Stored entries:
────────

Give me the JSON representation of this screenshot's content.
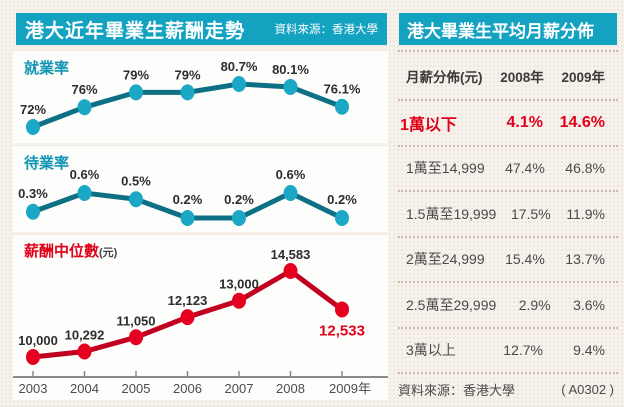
{
  "colors": {
    "accent_teal": "#14a2c1",
    "teal_line": "#0e7085",
    "teal_dot": "#1ba7c6",
    "red_line": "#c10021",
    "red_dot": "#e6001f",
    "highlight_red": "#e10019"
  },
  "left_panel": {
    "title": "港大近年畢業生薪酬走勢",
    "source": "資料來源：香港大學",
    "chart1_label": "就業率",
    "chart2_label": "待業率",
    "chart3_label": "薪酬中位數",
    "chart3_unit": "(元)",
    "axis_years": [
      "2003",
      "2004",
      "2005",
      "2006",
      "2007",
      "2008",
      "2009年"
    ]
  },
  "right_panel": {
    "title": "港大畢業生平均月薪分佈",
    "header": {
      "col_label": "月薪分佈(元)",
      "col_2008": "2008年",
      "col_2009": "2009年"
    },
    "rows": [
      {
        "label": "1萬以下",
        "v2008": "4.1%",
        "v2009": "14.6%"
      },
      {
        "label": "1萬至14,999",
        "v2008": "47.4%",
        "v2009": "46.8%"
      },
      {
        "label": "1.5萬至19,999",
        "v2008": "17.5%",
        "v2009": "11.9%"
      },
      {
        "label": "2萬至24,999",
        "v2008": "15.4%",
        "v2009": "13.7%"
      },
      {
        "label": "2.5萬至29,999",
        "v2008": "2.9%",
        "v2009": "3.6%"
      },
      {
        "label": "3萬以上",
        "v2008": "12.7%",
        "v2009": "9.4%"
      }
    ],
    "footer": {
      "source": "資料來源：香港大學",
      "code": "( A0302 )"
    }
  },
  "chart_data": [
    {
      "type": "line",
      "title": "就業率",
      "x": [
        "2003",
        "2004",
        "2005",
        "2006",
        "2007",
        "2008",
        "2009"
      ],
      "values": [
        72,
        76,
        79,
        79,
        80.7,
        80.1,
        76.1
      ],
      "labels": [
        "72%",
        "76%",
        "79%",
        "79%",
        "80.7%",
        "80.1%",
        "76.1%"
      ],
      "ylabel": "就業率 (%)",
      "ylim": [
        70,
        82
      ],
      "grid": false,
      "legend": "none"
    },
    {
      "type": "line",
      "title": "待業率",
      "x": [
        "2003",
        "2004",
        "2005",
        "2006",
        "2007",
        "2008",
        "2009"
      ],
      "values": [
        0.3,
        0.6,
        0.5,
        0.2,
        0.2,
        0.6,
        0.2
      ],
      "labels": [
        "0.3%",
        "0.6%",
        "0.5%",
        "0.2%",
        "0.2%",
        "0.6%",
        "0.2%"
      ],
      "ylabel": "待業率 (%)",
      "ylim": [
        0,
        0.8
      ],
      "grid": false,
      "legend": "none"
    },
    {
      "type": "line",
      "title": "薪酬中位數(元)",
      "x": [
        "2003",
        "2004",
        "2005",
        "2006",
        "2007",
        "2008",
        "2009"
      ],
      "values": [
        10000,
        10292,
        11050,
        12123,
        13000,
        14583,
        12533
      ],
      "labels": [
        "10,000",
        "10,292",
        "11,050",
        "12,123",
        "13,000",
        "14,583",
        "12,533"
      ],
      "ylabel": "薪酬中位數 (元)",
      "ylim": [
        9500,
        15500
      ],
      "grid": false,
      "legend": "none"
    },
    {
      "type": "table",
      "title": "港大畢業生平均月薪分佈",
      "columns": [
        "月薪分佈(元)",
        "2008年",
        "2009年"
      ],
      "rows": [
        [
          "1萬以下",
          "4.1%",
          "14.6%"
        ],
        [
          "1萬至14,999",
          "47.4%",
          "46.8%"
        ],
        [
          "1.5萬至19,999",
          "17.5%",
          "11.9%"
        ],
        [
          "2萬至24,999",
          "15.4%",
          "13.7%"
        ],
        [
          "2.5萬至29,999",
          "2.9%",
          "3.6%"
        ],
        [
          "3萬以上",
          "12.7%",
          "9.4%"
        ]
      ]
    }
  ]
}
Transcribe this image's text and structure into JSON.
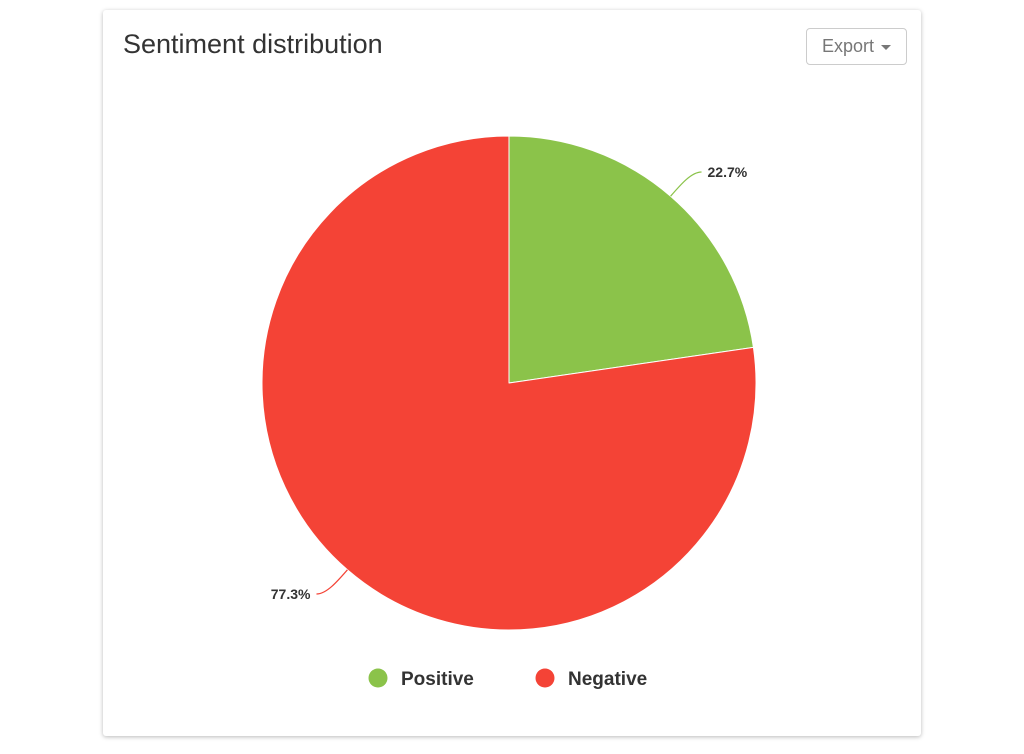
{
  "header": {
    "title": "Sentiment distribution",
    "export_label": "Export",
    "export_icon": "caret-down-icon"
  },
  "chart_data": {
    "type": "pie",
    "title": "Sentiment distribution",
    "categories": [
      "Positive",
      "Negative"
    ],
    "values": [
      22.7,
      77.3
    ],
    "labels": [
      "22.7%",
      "77.3%"
    ],
    "colors": [
      "#8bc34a",
      "#f44336"
    ],
    "legend": "bottom-center",
    "start_angle_deg": 0,
    "direction": "clockwise"
  }
}
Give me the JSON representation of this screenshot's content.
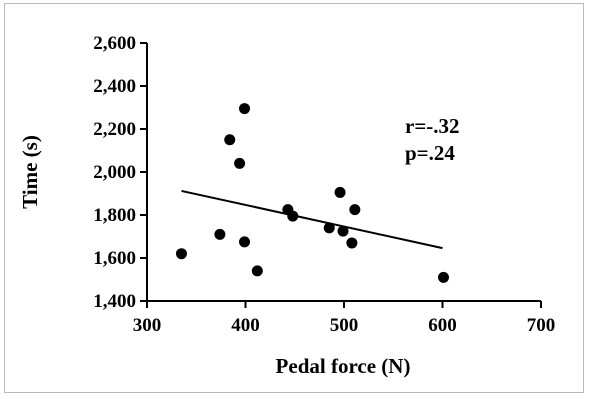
{
  "chart_data": {
    "type": "scatter",
    "title": "",
    "xlabel": "Pedal force (N)",
    "ylabel": "Time (s)",
    "xlim": [
      300,
      700
    ],
    "ylim": [
      1400,
      2600
    ],
    "xticks": [
      300,
      400,
      500,
      600,
      700
    ],
    "yticks": [
      1400,
      1600,
      1800,
      2000,
      2200,
      2400,
      2600
    ],
    "xtick_labels": [
      "300",
      "400",
      "500",
      "600",
      "700"
    ],
    "ytick_labels": [
      "1,400",
      "1,600",
      "1,800",
      "2,000",
      "2,200",
      "2,400",
      "2,600"
    ],
    "points": [
      {
        "x": 335,
        "y": 1620
      },
      {
        "x": 374,
        "y": 1710
      },
      {
        "x": 384,
        "y": 2150
      },
      {
        "x": 394,
        "y": 2040
      },
      {
        "x": 399,
        "y": 2295
      },
      {
        "x": 399,
        "y": 1675
      },
      {
        "x": 412,
        "y": 1540
      },
      {
        "x": 443,
        "y": 1825
      },
      {
        "x": 448,
        "y": 1795
      },
      {
        "x": 485,
        "y": 1740
      },
      {
        "x": 496,
        "y": 1905
      },
      {
        "x": 499,
        "y": 1725
      },
      {
        "x": 508,
        "y": 1670
      },
      {
        "x": 511,
        "y": 1825
      },
      {
        "x": 601,
        "y": 1510
      }
    ],
    "regression_line": {
      "x": [
        335,
        600
      ],
      "y": [
        1912,
        1646
      ]
    },
    "annotations": [
      "r=-.32",
      "p=.24"
    ],
    "grid": false,
    "legend": "none"
  },
  "colors": {
    "marker": "#000000",
    "line": "#000000",
    "axis": "#000000"
  }
}
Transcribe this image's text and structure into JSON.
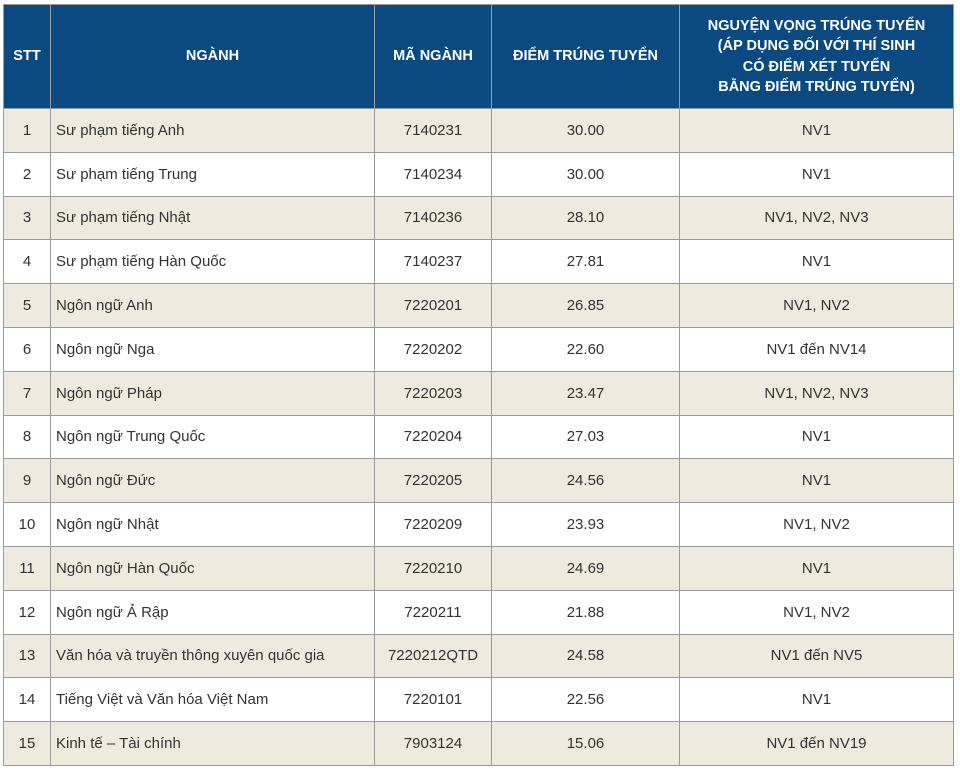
{
  "table": {
    "headers": {
      "stt": "STT",
      "nganh": "NGÀNH",
      "ma_nganh": "MÃ NGÀNH",
      "diem": "ĐIỂM TRÚNG TUYỂN",
      "nguyen_vong_lines": [
        "NGUYỆN VỌNG TRÚNG TUYỂN",
        "(ÁP DỤNG ĐỐI VỚI THÍ SINH",
        "CÓ ĐIỂM XÉT TUYỂN",
        "BẰNG ĐIỂM TRÚNG TUYỂN)"
      ]
    },
    "rows": [
      {
        "stt": "1",
        "nganh": "Sư phạm tiếng Anh",
        "ma": "7140231",
        "diem": "30.00",
        "nv": "NV1"
      },
      {
        "stt": "2",
        "nganh": "Sư phạm tiếng Trung",
        "ma": "7140234",
        "diem": "30.00",
        "nv": "NV1"
      },
      {
        "stt": "3",
        "nganh": "Sư phạm tiếng Nhật",
        "ma": "7140236",
        "diem": "28.10",
        "nv": "NV1, NV2, NV3"
      },
      {
        "stt": "4",
        "nganh": "Sư phạm tiếng Hàn Quốc",
        "ma": "7140237",
        "diem": "27.81",
        "nv": "NV1"
      },
      {
        "stt": "5",
        "nganh": "Ngôn ngữ Anh",
        "ma": "7220201",
        "diem": "26.85",
        "nv": "NV1, NV2"
      },
      {
        "stt": "6",
        "nganh": "Ngôn ngữ Nga",
        "ma": "7220202",
        "diem": "22.60",
        "nv": "NV1 đến NV14"
      },
      {
        "stt": "7",
        "nganh": "Ngôn ngữ Pháp",
        "ma": "7220203",
        "diem": "23.47",
        "nv": "NV1, NV2, NV3"
      },
      {
        "stt": "8",
        "nganh": "Ngôn ngữ Trung Quốc",
        "ma": "7220204",
        "diem": "27.03",
        "nv": "NV1"
      },
      {
        "stt": "9",
        "nganh": "Ngôn ngữ Đức",
        "ma": "7220205",
        "diem": "24.56",
        "nv": "NV1"
      },
      {
        "stt": "10",
        "nganh": "Ngôn ngữ Nhật",
        "ma": "7220209",
        "diem": "23.93",
        "nv": "NV1, NV2"
      },
      {
        "stt": "11",
        "nganh": "Ngôn ngữ Hàn Quốc",
        "ma": "7220210",
        "diem": "24.69",
        "nv": "NV1"
      },
      {
        "stt": "12",
        "nganh": "Ngôn ngữ Ả Rập",
        "ma": "7220211",
        "diem": "21.88",
        "nv": "NV1, NV2"
      },
      {
        "stt": "13",
        "nganh": "Văn hóa và truyền thông xuyên quốc gia",
        "ma": "7220212QTD",
        "diem": "24.58",
        "nv": "NV1 đến NV5"
      },
      {
        "stt": "14",
        "nganh": "Tiếng Việt và Văn hóa Việt Nam",
        "ma": "7220101",
        "diem": "22.56",
        "nv": "NV1"
      },
      {
        "stt": "15",
        "nganh": "Kinh tế – Tài chính",
        "ma": "7903124",
        "diem": "15.06",
        "nv": "NV1 đến NV19"
      }
    ]
  },
  "colors": {
    "header_bg": "#0b4a80",
    "header_text": "#ffffff",
    "row_odd_bg": "#eeeadf",
    "row_even_bg": "#ffffff",
    "border": "#9a9a9a",
    "text": "#333333"
  }
}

────────

Pick out every line with the string "Trung" and copy it.

        "nganh": "Sư phạm tiếng Trung",
        "nganh": "Ngôn ngữ Trung Quốc",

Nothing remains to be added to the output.